### Directive
Return only the number of lines holding the word "Schülerzahlen".

### Input data
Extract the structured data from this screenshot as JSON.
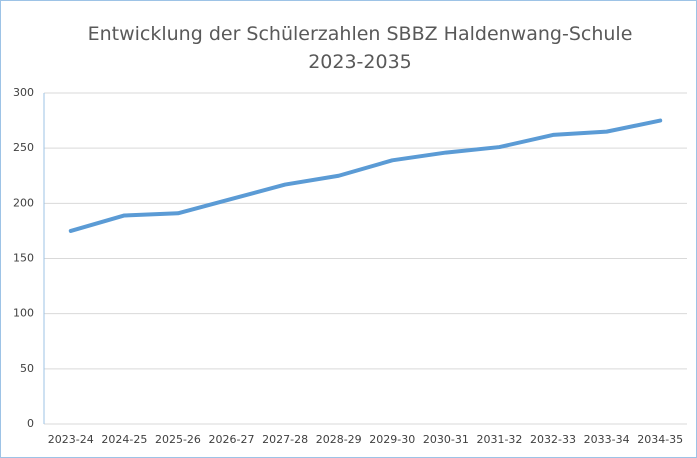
{
  "chart_data": {
    "type": "line",
    "title": "Entwicklung der Schülerzahlen SBBZ Haldenwang-Schule 2023-2035",
    "categories": [
      "2023-24",
      "2024-25",
      "2025-26",
      "2026-27",
      "2027-28",
      "2028-29",
      "2029-30",
      "2030-31",
      "2031-32",
      "2032-33",
      "2033-34",
      "2034-35"
    ],
    "series": [
      {
        "name": "Schülerzahlen",
        "color": "#5b9bd5",
        "values": [
          175,
          189,
          191,
          204,
          217,
          225,
          239,
          246,
          251,
          262,
          265,
          275
        ]
      }
    ],
    "ylim": [
      0,
      300
    ],
    "yticks": [
      0,
      50,
      100,
      150,
      200,
      250,
      300
    ],
    "grid": true
  }
}
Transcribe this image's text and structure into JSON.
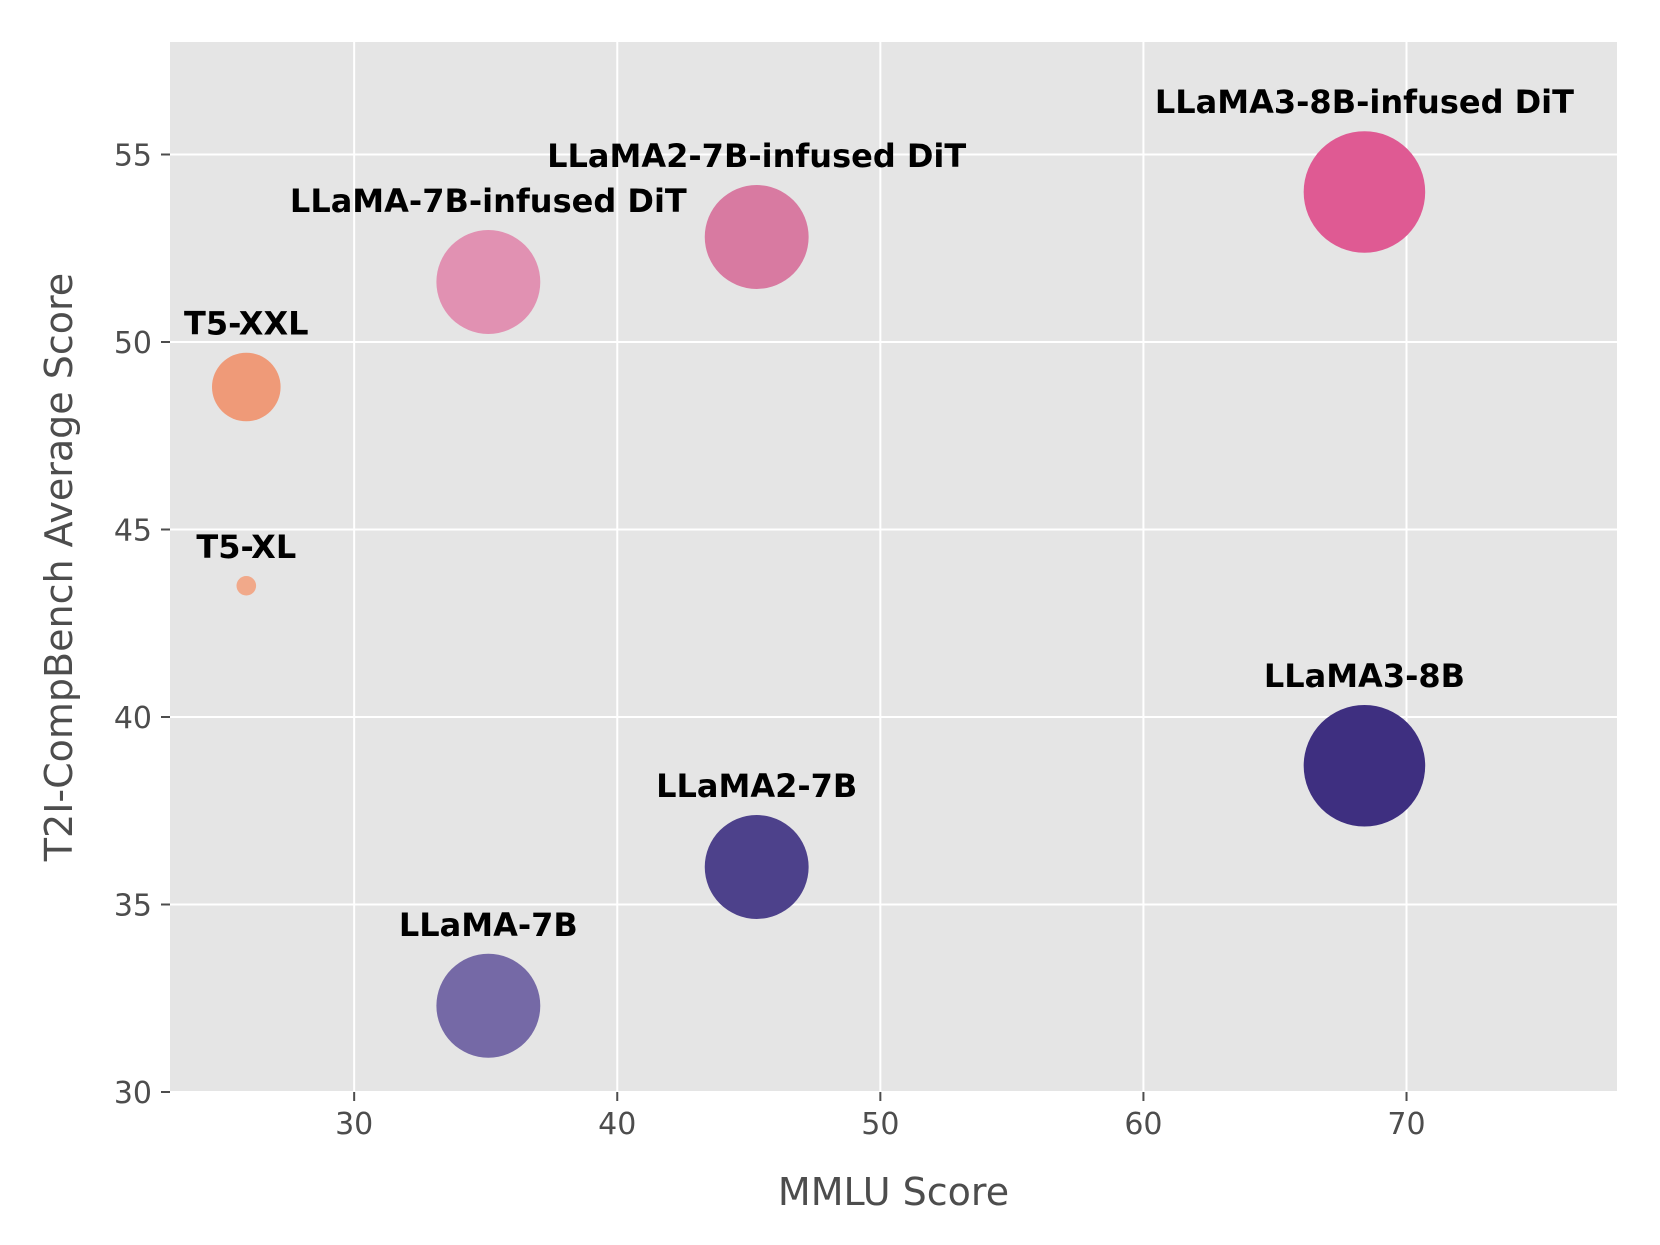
{
  "chart_data": {
    "type": "scatter",
    "xlabel": "MMLU Score",
    "ylabel": "T2I-CompBench Average Score",
    "xlim": [
      23,
      78
    ],
    "ylim": [
      30,
      58
    ],
    "xticks": [
      30,
      40,
      50,
      60,
      70
    ],
    "yticks": [
      30,
      35,
      40,
      45,
      50,
      55
    ],
    "grid": true,
    "background": "#e5e5e5",
    "points": [
      {
        "label": "T5-XL",
        "x": 25.9,
        "y": 43.5,
        "size": 1.0,
        "color": "#f1a98a"
      },
      {
        "label": "T5-XXL",
        "x": 25.9,
        "y": 48.8,
        "size": 3.5,
        "color": "#ef9a78"
      },
      {
        "label": "LLaMA-7B-infused DiT",
        "x": 35.1,
        "y": 51.6,
        "size": 5.3,
        "color": "#e191b2"
      },
      {
        "label": "LLaMA2-7B-infused DiT",
        "x": 45.3,
        "y": 52.8,
        "size": 5.3,
        "color": "#d87aa1"
      },
      {
        "label": "LLaMA3-8B-infused DiT",
        "x": 68.4,
        "y": 54.0,
        "size": 6.2,
        "color": "#df5a93"
      },
      {
        "label": "LLaMA-7B",
        "x": 35.1,
        "y": 32.3,
        "size": 5.3,
        "color": "#7569a6"
      },
      {
        "label": "LLaMA2-7B",
        "x": 45.3,
        "y": 36.0,
        "size": 5.3,
        "color": "#4d418b"
      },
      {
        "label": "LLaMA3-8B",
        "x": 68.4,
        "y": 38.7,
        "size": 6.2,
        "color": "#3e2f80"
      }
    ]
  }
}
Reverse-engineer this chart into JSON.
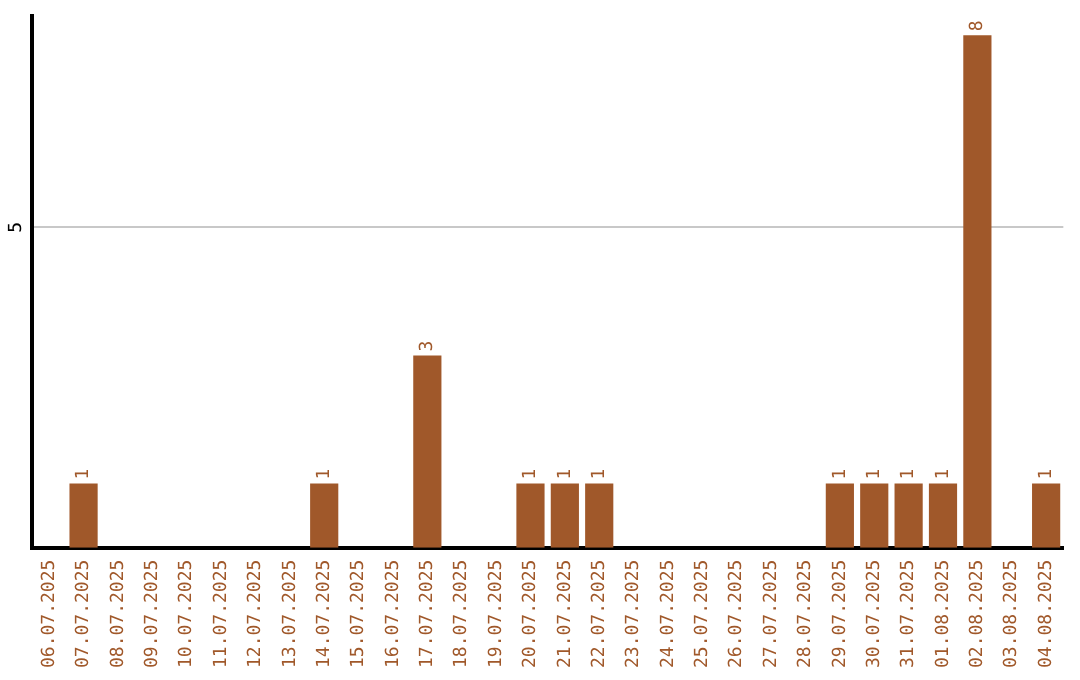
{
  "chart_data": {
    "type": "bar",
    "categories": [
      "06.07.2025",
      "07.07.2025",
      "08.07.2025",
      "09.07.2025",
      "10.07.2025",
      "11.07.2025",
      "12.07.2025",
      "13.07.2025",
      "14.07.2025",
      "15.07.2025",
      "16.07.2025",
      "17.07.2025",
      "18.07.2025",
      "19.07.2025",
      "20.07.2025",
      "21.07.2025",
      "22.07.2025",
      "23.07.2025",
      "24.07.2025",
      "25.07.2025",
      "26.07.2025",
      "27.07.2025",
      "28.07.2025",
      "29.07.2025",
      "30.07.2025",
      "31.07.2025",
      "01.08.2025",
      "02.08.2025",
      "03.08.2025",
      "04.08.2025"
    ],
    "values": [
      0,
      1,
      0,
      0,
      0,
      0,
      0,
      0,
      1,
      0,
      0,
      3,
      0,
      0,
      1,
      1,
      1,
      0,
      0,
      0,
      0,
      0,
      0,
      1,
      1,
      1,
      1,
      8,
      0,
      1
    ],
    "color": "#a0582a",
    "value_labels": [
      null,
      "1",
      null,
      null,
      null,
      null,
      null,
      null,
      "1",
      null,
      null,
      "3",
      null,
      null,
      "1",
      "1",
      "1",
      null,
      null,
      null,
      null,
      null,
      null,
      "1",
      "1",
      "1",
      "1",
      "8",
      null,
      "1"
    ],
    "ylim": [
      0,
      8.3
    ],
    "yticks": [
      5
    ],
    "grid": "y",
    "legend": false
  }
}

### Reply
2